TASK DIRECTIONS
Restate the records below word for word.

DATA SHOWN
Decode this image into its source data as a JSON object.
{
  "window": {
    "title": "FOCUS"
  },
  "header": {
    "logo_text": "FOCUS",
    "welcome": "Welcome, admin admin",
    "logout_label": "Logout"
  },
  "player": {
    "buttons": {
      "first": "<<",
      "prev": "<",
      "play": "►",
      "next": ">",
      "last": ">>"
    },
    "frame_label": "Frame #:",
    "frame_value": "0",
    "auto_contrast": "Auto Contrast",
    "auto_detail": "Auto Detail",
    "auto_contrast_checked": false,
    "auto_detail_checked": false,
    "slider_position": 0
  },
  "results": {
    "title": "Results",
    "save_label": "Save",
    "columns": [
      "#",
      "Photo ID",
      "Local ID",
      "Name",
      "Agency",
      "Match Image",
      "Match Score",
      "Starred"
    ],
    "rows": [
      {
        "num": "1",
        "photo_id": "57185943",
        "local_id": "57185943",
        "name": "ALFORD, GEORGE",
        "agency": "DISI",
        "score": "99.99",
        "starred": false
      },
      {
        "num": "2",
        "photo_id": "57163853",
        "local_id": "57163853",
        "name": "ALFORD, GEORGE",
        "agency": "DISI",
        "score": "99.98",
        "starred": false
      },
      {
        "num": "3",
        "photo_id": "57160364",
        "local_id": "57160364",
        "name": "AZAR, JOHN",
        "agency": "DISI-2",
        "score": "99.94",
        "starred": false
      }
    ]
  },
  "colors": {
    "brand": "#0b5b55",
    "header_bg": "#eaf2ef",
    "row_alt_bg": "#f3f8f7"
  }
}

RESULT FOR THIS TASK
Decode this image into its source data as a JSON object.
{
  "window": {
    "title": "FOCUS"
  },
  "header": {
    "logo_text": "FOCUS",
    "welcome": "Welcome, admin admin",
    "logout_label": "Logout"
  },
  "player": {
    "buttons": {
      "first": "<<",
      "prev": "<",
      "play": "►",
      "next": ">",
      "last": ">>"
    },
    "frame_label": "Frame #:",
    "frame_value": "0",
    "auto_contrast": "Auto Contrast",
    "auto_detail": "Auto Detail",
    "auto_contrast_checked": false,
    "auto_detail_checked": false,
    "slider_position": 0
  },
  "results": {
    "title": "Results",
    "save_label": "Save",
    "columns": [
      "#",
      "Photo ID",
      "Local ID",
      "Name",
      "Agency",
      "Match Image",
      "Match Score",
      "Starred"
    ],
    "rows": [
      {
        "num": "1",
        "photo_id": "57185943",
        "local_id": "57185943",
        "name": "ALFORD, GEORGE",
        "agency": "DISI",
        "score": "99.99",
        "starred": false
      },
      {
        "num": "2",
        "photo_id": "57163853",
        "local_id": "57163853",
        "name": "ALFORD, GEORGE",
        "agency": "DISI",
        "score": "99.98",
        "starred": false
      },
      {
        "num": "3",
        "photo_id": "57160364",
        "local_id": "57160364",
        "name": "AZAR, JOHN",
        "agency": "DISI-2",
        "score": "99.94",
        "starred": false
      }
    ]
  },
  "colors": {
    "brand": "#0b5b55",
    "header_bg": "#eaf2ef",
    "row_alt_bg": "#f3f8f7"
  }
}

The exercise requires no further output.